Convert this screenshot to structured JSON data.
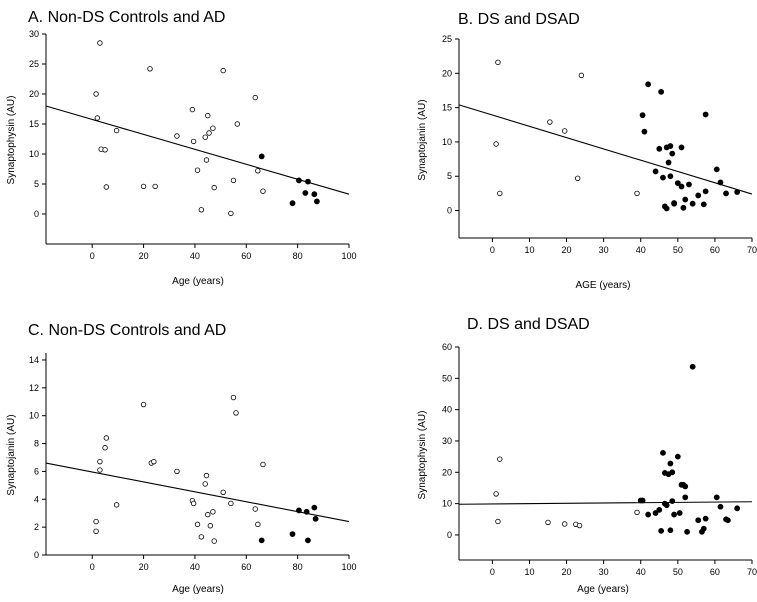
{
  "chart_data": [
    {
      "type": "scatter",
      "title": "A. Non-DS Controls and AD",
      "xlabel": "Age (years)",
      "ylabel": "Synaptophysin (AU)",
      "xlim": [
        -18,
        100
      ],
      "ylim": [
        -5,
        30
      ],
      "xticks": [
        0,
        20,
        40,
        60,
        80,
        100
      ],
      "yticks": [
        0,
        5,
        10,
        15,
        20,
        25,
        30
      ],
      "grid": false,
      "regression": {
        "x": [
          -18,
          100
        ],
        "y": [
          18.0,
          3.3
        ]
      },
      "series": [
        {
          "marker": "open",
          "points": [
            [
              1.5,
              20
            ],
            [
              2,
              16
            ],
            [
              3,
              28.5
            ],
            [
              3.5,
              10.8
            ],
            [
              5,
              10.7
            ],
            [
              5.5,
              4.5
            ],
            [
              9.5,
              13.9
            ],
            [
              20,
              4.6
            ],
            [
              22.5,
              24.2
            ],
            [
              24.5,
              4.6
            ],
            [
              33,
              13
            ],
            [
              39,
              17.4
            ],
            [
              39.5,
              12.1
            ],
            [
              41,
              7.3
            ],
            [
              42.5,
              0.7
            ],
            [
              44,
              12.8
            ],
            [
              44.5,
              9
            ],
            [
              45,
              16.4
            ],
            [
              45.5,
              13.5
            ],
            [
              47,
              14.3
            ],
            [
              47.5,
              4.4
            ],
            [
              51,
              23.9
            ],
            [
              54,
              0.1
            ],
            [
              55,
              5.6
            ],
            [
              56.5,
              15
            ],
            [
              63.5,
              19.4
            ],
            [
              64.5,
              7.2
            ],
            [
              66.5,
              3.8
            ]
          ]
        },
        {
          "marker": "filled",
          "points": [
            [
              66,
              9.6
            ],
            [
              78,
              1.8
            ],
            [
              80.5,
              5.6
            ],
            [
              83,
              3.5
            ],
            [
              84,
              5.4
            ],
            [
              86.5,
              3.3
            ],
            [
              87.5,
              2.1
            ]
          ]
        }
      ]
    },
    {
      "type": "scatter",
      "title": "B. DS and DSAD",
      "xlabel": "AGE (years)",
      "ylabel": "Synaptojanin (AU)",
      "xlim": [
        -9,
        70
      ],
      "ylim": [
        -4,
        25
      ],
      "xticks": [
        0,
        10,
        20,
        30,
        40,
        50,
        60,
        70
      ],
      "yticks": [
        0,
        5,
        10,
        15,
        20,
        25
      ],
      "grid": false,
      "regression": {
        "x": [
          -9,
          70
        ],
        "y": [
          15.4,
          2.4
        ]
      },
      "series": [
        {
          "marker": "open",
          "points": [
            [
              1,
              9.7
            ],
            [
              1.5,
              21.6
            ],
            [
              2,
              2.5
            ],
            [
              15.5,
              12.9
            ],
            [
              19.5,
              11.6
            ],
            [
              23,
              4.7
            ],
            [
              24,
              19.7
            ],
            [
              39,
              2.5
            ]
          ]
        },
        {
          "marker": "filled",
          "points": [
            [
              40.5,
              13.9
            ],
            [
              41,
              11.5
            ],
            [
              42,
              18.4
            ],
            [
              44,
              5.7
            ],
            [
              45,
              9
            ],
            [
              45.5,
              17.3
            ],
            [
              46,
              4.8
            ],
            [
              46.5,
              0.6
            ],
            [
              47,
              0.3
            ],
            [
              47,
              9.2
            ],
            [
              47.5,
              7
            ],
            [
              48,
              5
            ],
            [
              48,
              9.4
            ],
            [
              48.5,
              8.3
            ],
            [
              49,
              1
            ],
            [
              49,
              1.1
            ],
            [
              50,
              4
            ],
            [
              51,
              3.5
            ],
            [
              51,
              9.2
            ],
            [
              51.5,
              0.4
            ],
            [
              52,
              1.6
            ],
            [
              53,
              3.8
            ],
            [
              54,
              1
            ],
            [
              55.5,
              2.2
            ],
            [
              57,
              0.9
            ],
            [
              57.5,
              2.8
            ],
            [
              57.5,
              14
            ],
            [
              60.5,
              6
            ],
            [
              61.5,
              4.1
            ],
            [
              63,
              2.5
            ],
            [
              66,
              2.7
            ]
          ]
        }
      ]
    },
    {
      "type": "scatter",
      "title": "C. Non-DS Controls and AD",
      "xlabel": "Age (years)",
      "ylabel": "Synaptojanin (AU)",
      "xlim": [
        -18,
        100
      ],
      "ylim": [
        0,
        14.5
      ],
      "xticks": [
        0,
        20,
        40,
        60,
        80,
        100
      ],
      "yticks": [
        0,
        2,
        4,
        6,
        8,
        10,
        12,
        14
      ],
      "grid": false,
      "regression": {
        "x": [
          -18,
          100
        ],
        "y": [
          6.6,
          2.4
        ]
      },
      "series": [
        {
          "marker": "open",
          "points": [
            [
              1.5,
              2.4
            ],
            [
              1.5,
              1.7
            ],
            [
              3,
              6.7
            ],
            [
              3,
              6.1
            ],
            [
              5,
              7.7
            ],
            [
              5.5,
              8.4
            ],
            [
              9.5,
              3.6
            ],
            [
              20,
              10.8
            ],
            [
              23,
              6.6
            ],
            [
              24,
              6.7
            ],
            [
              33,
              6
            ],
            [
              39,
              3.9
            ],
            [
              39.5,
              3.7
            ],
            [
              41,
              2.2
            ],
            [
              42.5,
              1.3
            ],
            [
              44,
              5.1
            ],
            [
              44.5,
              5.7
            ],
            [
              45,
              2.9
            ],
            [
              46,
              2.1
            ],
            [
              47,
              3.1
            ],
            [
              47.5,
              1
            ],
            [
              51,
              4.5
            ],
            [
              54,
              3.7
            ],
            [
              55,
              11.3
            ],
            [
              56,
              10.2
            ],
            [
              63.5,
              3.3
            ],
            [
              64.5,
              2.2
            ],
            [
              66.5,
              6.5
            ]
          ]
        },
        {
          "marker": "filled",
          "points": [
            [
              66,
              1.05
            ],
            [
              78,
              1.5
            ],
            [
              80.5,
              3.2
            ],
            [
              83.5,
              3.1
            ],
            [
              84,
              1.05
            ],
            [
              86.5,
              3.4
            ],
            [
              87,
              2.6
            ]
          ]
        }
      ]
    },
    {
      "type": "scatter",
      "title": "D. DS and DSAD",
      "xlabel": "Age (years)",
      "ylabel": "Synaptophysin (AU)",
      "xlim": [
        -9,
        70
      ],
      "ylim": [
        -8,
        60
      ],
      "xticks": [
        0,
        10,
        20,
        30,
        40,
        50,
        60,
        70
      ],
      "yticks": [
        0,
        10,
        20,
        30,
        40,
        50,
        60
      ],
      "grid": false,
      "regression": {
        "x": [
          -9,
          70
        ],
        "y": [
          9.8,
          10.6
        ]
      },
      "series": [
        {
          "marker": "open",
          "points": [
            [
              1,
              13.1
            ],
            [
              1.5,
              4.3
            ],
            [
              2,
              24.2
            ],
            [
              15,
              4
            ],
            [
              19.5,
              3.5
            ],
            [
              22.5,
              3.4
            ],
            [
              23.5,
              3
            ],
            [
              39,
              7.2
            ]
          ]
        },
        {
          "marker": "filled",
          "points": [
            [
              40,
              11
            ],
            [
              40.5,
              11
            ],
            [
              42,
              6.5
            ],
            [
              44,
              7
            ],
            [
              45,
              8
            ],
            [
              45.5,
              1.3
            ],
            [
              46,
              26.2
            ],
            [
              46.5,
              19.8
            ],
            [
              46.5,
              10
            ],
            [
              47,
              9.5
            ],
            [
              47.5,
              19.4
            ],
            [
              48,
              22.8
            ],
            [
              48,
              1.5
            ],
            [
              48.5,
              10.8
            ],
            [
              48.5,
              20
            ],
            [
              49,
              6.5
            ],
            [
              50,
              25
            ],
            [
              50.5,
              7
            ],
            [
              51,
              16
            ],
            [
              51.5,
              16
            ],
            [
              52,
              15.5
            ],
            [
              52,
              12
            ],
            [
              52.5,
              1
            ],
            [
              54,
              53.7
            ],
            [
              55.5,
              4.7
            ],
            [
              56.5,
              1
            ],
            [
              57,
              2
            ],
            [
              57.5,
              5.2
            ],
            [
              60.5,
              12
            ],
            [
              61.5,
              9
            ],
            [
              63,
              5
            ],
            [
              63.5,
              4.7
            ],
            [
              66,
              8.5
            ]
          ]
        }
      ]
    }
  ]
}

Required task:
Locate each line containing the string "Controls" and show it.

Written solution:
      "title": "A. Non-DS Controls and AD",
      "title": "C. Non-DS Controls and AD",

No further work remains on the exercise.